[Stored entries]
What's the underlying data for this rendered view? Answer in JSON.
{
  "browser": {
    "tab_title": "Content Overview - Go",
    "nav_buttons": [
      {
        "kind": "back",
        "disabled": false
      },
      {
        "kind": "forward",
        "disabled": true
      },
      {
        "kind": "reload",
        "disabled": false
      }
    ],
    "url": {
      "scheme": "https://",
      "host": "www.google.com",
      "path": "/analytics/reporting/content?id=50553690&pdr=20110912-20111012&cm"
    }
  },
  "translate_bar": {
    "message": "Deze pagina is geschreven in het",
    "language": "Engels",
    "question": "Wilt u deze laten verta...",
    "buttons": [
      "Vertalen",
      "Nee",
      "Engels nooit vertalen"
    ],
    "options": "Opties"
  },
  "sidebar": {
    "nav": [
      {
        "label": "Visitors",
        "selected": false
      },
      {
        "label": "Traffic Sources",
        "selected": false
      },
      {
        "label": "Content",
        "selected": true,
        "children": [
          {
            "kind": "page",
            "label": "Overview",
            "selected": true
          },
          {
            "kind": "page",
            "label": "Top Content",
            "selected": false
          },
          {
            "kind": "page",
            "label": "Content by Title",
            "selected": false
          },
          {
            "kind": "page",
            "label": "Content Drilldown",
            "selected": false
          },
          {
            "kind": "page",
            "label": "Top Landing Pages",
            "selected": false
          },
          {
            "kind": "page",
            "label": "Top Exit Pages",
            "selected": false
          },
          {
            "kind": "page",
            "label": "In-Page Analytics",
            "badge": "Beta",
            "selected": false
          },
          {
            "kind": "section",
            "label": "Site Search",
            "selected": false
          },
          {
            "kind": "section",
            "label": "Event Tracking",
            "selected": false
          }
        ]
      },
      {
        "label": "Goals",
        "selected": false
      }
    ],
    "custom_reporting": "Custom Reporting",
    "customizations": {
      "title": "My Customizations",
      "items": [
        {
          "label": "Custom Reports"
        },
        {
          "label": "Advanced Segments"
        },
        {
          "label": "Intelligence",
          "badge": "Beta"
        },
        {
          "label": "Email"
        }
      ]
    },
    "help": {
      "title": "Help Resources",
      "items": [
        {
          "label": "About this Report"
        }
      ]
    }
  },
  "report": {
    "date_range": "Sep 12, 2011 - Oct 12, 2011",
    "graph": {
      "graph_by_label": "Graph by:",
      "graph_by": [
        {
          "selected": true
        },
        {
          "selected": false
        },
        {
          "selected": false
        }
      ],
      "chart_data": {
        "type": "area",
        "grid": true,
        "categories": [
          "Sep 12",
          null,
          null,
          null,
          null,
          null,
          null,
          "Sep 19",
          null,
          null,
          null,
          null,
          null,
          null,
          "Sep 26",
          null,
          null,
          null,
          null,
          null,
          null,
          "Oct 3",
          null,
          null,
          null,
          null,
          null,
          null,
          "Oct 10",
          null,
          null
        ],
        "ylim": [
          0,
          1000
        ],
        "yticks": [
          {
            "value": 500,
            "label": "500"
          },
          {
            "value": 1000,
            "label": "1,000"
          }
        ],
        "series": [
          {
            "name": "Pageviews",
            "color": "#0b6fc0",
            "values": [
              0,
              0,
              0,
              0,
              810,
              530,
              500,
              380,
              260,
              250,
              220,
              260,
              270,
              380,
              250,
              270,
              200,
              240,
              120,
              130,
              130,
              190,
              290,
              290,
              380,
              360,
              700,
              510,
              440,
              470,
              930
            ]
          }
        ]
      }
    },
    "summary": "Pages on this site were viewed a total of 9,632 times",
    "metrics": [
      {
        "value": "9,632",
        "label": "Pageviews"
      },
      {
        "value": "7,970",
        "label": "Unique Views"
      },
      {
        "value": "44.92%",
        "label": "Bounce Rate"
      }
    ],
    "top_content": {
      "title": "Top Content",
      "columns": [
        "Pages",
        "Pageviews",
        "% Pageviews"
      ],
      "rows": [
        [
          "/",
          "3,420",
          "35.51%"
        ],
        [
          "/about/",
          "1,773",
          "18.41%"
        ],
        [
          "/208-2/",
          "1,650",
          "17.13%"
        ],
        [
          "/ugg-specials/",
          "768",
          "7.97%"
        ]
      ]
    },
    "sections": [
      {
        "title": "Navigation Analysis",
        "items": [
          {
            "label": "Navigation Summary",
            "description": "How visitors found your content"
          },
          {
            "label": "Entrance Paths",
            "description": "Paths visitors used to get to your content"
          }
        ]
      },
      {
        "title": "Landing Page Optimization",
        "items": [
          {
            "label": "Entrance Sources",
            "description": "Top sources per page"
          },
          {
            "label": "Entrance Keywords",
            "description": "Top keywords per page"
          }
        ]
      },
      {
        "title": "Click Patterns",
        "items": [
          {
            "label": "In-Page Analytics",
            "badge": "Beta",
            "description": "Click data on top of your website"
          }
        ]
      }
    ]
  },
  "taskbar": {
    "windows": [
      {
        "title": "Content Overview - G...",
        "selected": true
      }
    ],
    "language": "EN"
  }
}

__SET TASK__
Filter the entries above down to the lines containing the word "Entrance".

__EXERCISE ANSWER__
            "label": "Entrance Paths",
            "label": "Entrance Sources",
            "label": "Entrance Keywords",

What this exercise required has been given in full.